WHAT TO DO ->
Gather the lines from the material that contain "JSON".

INPUT MATERIAL ->

▽

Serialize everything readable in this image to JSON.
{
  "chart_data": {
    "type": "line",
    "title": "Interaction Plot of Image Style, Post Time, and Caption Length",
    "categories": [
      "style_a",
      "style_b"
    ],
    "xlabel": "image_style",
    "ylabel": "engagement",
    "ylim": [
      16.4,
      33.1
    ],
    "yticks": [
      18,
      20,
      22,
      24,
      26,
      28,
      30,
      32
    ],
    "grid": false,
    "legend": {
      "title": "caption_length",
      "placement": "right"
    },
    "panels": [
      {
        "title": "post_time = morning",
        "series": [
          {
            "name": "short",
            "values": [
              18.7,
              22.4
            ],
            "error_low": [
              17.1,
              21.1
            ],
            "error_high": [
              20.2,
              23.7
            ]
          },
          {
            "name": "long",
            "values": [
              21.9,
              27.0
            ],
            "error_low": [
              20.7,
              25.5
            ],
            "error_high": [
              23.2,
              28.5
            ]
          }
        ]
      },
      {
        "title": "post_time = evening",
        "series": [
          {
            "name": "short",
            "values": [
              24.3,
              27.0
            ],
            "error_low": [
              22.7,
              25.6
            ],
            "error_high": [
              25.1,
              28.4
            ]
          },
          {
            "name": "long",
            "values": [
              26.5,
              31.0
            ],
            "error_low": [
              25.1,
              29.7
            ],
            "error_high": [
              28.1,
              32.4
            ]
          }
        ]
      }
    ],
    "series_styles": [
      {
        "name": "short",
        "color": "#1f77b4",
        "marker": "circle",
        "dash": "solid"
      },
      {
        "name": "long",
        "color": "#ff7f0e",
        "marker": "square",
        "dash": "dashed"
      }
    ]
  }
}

△
▽

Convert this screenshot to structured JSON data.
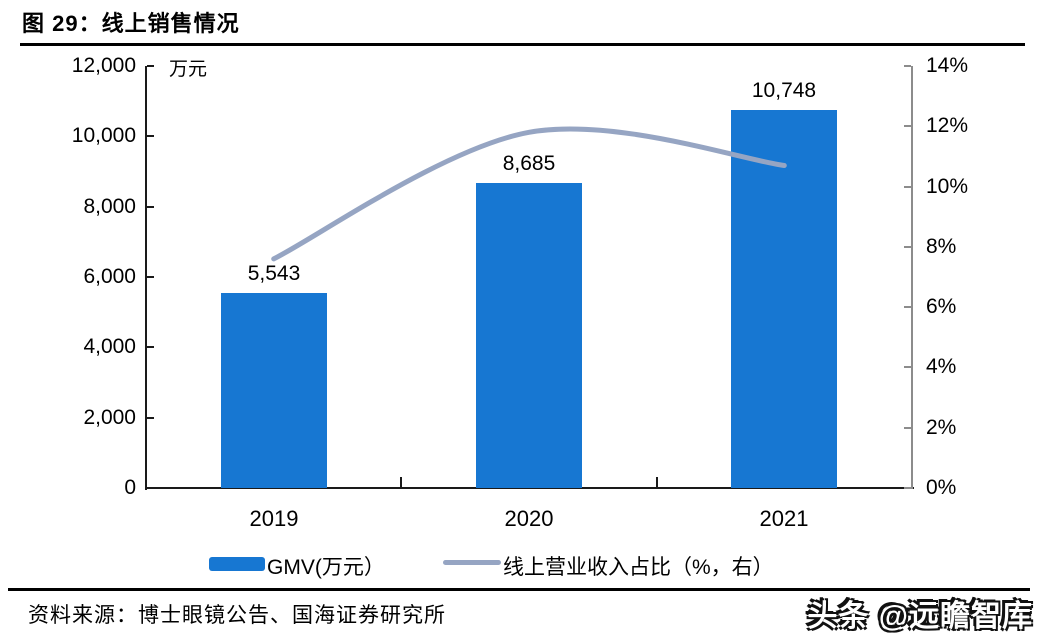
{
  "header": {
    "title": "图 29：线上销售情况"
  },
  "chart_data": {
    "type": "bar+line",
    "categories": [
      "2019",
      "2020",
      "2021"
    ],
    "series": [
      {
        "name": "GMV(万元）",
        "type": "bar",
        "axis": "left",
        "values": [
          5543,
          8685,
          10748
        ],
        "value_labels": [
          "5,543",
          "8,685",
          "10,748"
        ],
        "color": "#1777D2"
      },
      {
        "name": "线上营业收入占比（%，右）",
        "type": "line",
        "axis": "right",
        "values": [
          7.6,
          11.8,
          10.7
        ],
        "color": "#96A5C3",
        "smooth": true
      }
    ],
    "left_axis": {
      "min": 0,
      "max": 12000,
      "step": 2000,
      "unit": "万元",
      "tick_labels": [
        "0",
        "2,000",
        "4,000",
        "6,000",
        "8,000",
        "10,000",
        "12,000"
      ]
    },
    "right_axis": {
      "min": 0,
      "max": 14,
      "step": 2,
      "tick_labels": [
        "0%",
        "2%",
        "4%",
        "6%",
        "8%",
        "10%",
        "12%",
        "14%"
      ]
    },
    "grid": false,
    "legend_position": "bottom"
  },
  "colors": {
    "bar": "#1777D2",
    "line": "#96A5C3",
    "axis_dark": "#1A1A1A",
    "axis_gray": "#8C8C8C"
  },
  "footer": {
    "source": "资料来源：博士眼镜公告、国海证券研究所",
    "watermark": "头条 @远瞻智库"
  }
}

△
▽

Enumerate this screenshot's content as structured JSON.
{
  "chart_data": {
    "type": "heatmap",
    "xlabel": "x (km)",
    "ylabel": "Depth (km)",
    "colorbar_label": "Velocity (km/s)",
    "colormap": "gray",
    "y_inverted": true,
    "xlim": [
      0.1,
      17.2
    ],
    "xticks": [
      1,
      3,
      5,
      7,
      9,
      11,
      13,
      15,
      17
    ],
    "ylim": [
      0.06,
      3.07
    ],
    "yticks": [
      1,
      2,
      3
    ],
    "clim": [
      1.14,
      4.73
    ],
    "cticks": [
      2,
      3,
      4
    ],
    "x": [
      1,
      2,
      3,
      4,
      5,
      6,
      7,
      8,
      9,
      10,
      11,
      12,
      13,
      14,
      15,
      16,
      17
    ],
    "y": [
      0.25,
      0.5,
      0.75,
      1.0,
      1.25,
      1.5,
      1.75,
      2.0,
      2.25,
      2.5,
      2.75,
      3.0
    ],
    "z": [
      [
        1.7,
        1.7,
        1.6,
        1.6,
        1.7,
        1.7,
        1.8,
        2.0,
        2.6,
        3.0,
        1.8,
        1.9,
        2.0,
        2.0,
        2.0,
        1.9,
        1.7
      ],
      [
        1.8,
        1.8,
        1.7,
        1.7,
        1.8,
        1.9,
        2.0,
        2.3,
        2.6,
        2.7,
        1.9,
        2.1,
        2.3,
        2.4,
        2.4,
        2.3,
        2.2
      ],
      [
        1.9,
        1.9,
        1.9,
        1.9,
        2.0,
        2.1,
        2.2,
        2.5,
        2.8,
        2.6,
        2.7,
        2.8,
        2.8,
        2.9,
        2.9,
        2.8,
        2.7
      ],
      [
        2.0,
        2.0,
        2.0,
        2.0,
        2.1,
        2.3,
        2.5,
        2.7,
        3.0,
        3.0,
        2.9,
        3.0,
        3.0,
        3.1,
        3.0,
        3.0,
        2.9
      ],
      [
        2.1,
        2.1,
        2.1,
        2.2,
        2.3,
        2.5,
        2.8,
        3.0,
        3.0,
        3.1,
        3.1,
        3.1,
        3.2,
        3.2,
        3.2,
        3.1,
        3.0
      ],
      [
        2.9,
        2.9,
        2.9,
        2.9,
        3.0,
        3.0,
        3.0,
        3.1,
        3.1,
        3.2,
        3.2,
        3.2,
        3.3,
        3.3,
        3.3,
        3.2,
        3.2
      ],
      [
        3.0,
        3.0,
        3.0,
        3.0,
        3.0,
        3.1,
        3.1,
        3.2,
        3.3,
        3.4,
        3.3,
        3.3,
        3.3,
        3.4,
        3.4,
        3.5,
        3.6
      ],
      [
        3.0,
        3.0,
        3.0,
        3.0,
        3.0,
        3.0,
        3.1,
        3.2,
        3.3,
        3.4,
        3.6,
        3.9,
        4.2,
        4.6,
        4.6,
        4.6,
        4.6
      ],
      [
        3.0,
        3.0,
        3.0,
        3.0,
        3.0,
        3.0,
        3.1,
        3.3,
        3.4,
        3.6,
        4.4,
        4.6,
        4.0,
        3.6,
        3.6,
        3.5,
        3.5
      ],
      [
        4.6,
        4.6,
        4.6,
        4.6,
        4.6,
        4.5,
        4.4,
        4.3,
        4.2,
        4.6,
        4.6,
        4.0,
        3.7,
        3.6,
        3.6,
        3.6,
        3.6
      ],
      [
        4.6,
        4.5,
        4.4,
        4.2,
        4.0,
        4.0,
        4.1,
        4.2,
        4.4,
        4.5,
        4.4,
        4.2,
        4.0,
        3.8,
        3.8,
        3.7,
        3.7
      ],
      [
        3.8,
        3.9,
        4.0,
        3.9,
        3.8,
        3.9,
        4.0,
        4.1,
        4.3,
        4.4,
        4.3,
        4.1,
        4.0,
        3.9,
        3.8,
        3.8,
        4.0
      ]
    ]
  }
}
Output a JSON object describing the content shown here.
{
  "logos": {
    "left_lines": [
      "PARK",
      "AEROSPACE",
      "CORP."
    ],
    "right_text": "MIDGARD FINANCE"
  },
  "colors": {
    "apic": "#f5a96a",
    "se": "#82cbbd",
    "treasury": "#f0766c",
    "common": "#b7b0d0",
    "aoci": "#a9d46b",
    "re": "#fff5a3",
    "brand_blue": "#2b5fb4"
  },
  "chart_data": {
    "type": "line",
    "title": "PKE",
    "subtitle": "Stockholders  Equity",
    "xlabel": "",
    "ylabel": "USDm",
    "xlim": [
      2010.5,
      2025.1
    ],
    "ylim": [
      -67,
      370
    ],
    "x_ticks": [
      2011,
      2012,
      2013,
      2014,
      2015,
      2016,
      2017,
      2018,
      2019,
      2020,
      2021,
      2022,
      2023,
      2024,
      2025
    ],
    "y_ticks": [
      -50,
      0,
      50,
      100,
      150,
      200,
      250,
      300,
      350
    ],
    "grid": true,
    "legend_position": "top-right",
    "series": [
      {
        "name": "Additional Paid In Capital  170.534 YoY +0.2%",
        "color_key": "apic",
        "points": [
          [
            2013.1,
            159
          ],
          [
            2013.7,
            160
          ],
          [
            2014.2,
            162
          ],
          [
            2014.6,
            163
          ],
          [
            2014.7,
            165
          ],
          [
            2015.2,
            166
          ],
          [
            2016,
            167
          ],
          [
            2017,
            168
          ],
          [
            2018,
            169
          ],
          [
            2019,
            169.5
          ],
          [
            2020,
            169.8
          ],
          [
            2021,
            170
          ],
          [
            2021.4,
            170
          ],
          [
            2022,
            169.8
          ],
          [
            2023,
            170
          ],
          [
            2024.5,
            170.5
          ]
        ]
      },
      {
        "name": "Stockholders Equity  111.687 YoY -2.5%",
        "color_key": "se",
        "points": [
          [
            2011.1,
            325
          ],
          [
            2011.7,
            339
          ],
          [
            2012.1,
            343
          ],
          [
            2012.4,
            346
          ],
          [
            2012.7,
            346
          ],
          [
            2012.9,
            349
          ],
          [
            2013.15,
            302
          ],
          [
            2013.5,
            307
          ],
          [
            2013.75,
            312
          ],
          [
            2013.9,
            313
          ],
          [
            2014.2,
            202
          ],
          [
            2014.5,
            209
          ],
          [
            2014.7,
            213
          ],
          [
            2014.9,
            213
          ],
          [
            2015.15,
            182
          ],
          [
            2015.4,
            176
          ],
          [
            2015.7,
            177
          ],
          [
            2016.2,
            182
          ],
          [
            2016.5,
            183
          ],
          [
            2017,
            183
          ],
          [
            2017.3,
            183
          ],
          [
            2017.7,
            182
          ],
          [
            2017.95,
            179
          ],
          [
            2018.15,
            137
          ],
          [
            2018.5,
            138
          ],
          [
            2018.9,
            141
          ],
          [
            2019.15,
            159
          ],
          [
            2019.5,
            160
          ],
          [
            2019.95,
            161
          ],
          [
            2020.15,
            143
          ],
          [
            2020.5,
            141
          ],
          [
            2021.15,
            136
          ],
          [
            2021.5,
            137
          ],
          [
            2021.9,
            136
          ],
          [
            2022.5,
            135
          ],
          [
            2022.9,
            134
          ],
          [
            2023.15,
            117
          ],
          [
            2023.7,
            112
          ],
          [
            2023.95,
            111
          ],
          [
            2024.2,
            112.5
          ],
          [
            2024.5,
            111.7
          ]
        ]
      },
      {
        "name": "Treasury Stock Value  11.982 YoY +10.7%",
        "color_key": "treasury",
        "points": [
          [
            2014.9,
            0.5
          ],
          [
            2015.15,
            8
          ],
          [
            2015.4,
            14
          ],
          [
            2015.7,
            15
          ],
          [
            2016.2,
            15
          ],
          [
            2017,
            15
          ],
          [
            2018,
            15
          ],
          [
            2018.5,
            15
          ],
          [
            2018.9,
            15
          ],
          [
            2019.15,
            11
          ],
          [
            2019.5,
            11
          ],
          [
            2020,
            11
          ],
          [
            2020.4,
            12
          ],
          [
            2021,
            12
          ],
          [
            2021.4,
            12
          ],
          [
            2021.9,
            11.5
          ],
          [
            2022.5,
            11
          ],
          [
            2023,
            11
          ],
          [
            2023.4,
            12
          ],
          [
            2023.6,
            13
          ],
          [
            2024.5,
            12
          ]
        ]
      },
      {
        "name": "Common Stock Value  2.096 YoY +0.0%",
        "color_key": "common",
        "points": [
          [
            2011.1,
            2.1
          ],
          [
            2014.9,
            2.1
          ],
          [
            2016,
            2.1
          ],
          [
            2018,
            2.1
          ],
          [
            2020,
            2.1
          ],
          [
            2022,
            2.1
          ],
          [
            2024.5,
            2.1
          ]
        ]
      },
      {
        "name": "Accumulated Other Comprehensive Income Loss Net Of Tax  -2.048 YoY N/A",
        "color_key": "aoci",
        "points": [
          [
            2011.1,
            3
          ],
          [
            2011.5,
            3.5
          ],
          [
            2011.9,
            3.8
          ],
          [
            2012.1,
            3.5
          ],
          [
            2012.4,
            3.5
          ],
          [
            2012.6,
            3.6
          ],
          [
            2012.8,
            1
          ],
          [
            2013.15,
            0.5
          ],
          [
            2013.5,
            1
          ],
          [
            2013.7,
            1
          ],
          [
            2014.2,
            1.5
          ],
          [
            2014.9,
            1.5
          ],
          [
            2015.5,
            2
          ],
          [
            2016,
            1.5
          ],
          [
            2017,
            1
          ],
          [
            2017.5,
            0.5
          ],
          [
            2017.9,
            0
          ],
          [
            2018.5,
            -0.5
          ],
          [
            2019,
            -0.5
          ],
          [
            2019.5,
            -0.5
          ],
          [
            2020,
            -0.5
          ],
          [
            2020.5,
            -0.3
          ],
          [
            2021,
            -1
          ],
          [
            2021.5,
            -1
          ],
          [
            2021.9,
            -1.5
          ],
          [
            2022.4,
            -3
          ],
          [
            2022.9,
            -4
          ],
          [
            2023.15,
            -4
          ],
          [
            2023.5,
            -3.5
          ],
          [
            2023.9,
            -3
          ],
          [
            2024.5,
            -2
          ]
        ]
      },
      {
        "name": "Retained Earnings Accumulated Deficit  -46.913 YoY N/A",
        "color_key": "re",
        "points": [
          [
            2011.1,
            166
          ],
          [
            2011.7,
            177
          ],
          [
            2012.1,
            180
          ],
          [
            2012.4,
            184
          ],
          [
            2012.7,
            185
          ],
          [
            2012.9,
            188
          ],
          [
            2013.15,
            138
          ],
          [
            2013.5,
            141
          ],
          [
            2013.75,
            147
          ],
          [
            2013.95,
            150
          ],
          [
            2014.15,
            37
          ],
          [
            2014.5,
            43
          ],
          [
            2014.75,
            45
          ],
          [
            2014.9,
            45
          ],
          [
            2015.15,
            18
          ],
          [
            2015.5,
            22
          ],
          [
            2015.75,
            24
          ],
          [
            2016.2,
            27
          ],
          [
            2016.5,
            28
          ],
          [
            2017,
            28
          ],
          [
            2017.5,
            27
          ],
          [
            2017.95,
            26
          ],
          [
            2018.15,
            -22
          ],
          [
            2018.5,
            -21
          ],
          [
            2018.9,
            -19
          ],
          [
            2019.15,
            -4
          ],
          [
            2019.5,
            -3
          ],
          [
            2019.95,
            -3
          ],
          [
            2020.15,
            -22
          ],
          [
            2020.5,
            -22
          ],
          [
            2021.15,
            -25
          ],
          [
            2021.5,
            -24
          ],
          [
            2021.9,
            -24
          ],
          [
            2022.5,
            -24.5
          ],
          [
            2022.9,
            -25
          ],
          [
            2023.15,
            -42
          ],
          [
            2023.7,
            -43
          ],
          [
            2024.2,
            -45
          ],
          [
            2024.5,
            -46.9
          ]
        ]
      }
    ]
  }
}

△

WRITTEN SOLUTION ->
Serialize everything readable in this image to JSON.
Convert this screenshot to structured JSON data.
Enumerate this screenshot's content as structured JSON.
Output a JSON object describing the content shown here.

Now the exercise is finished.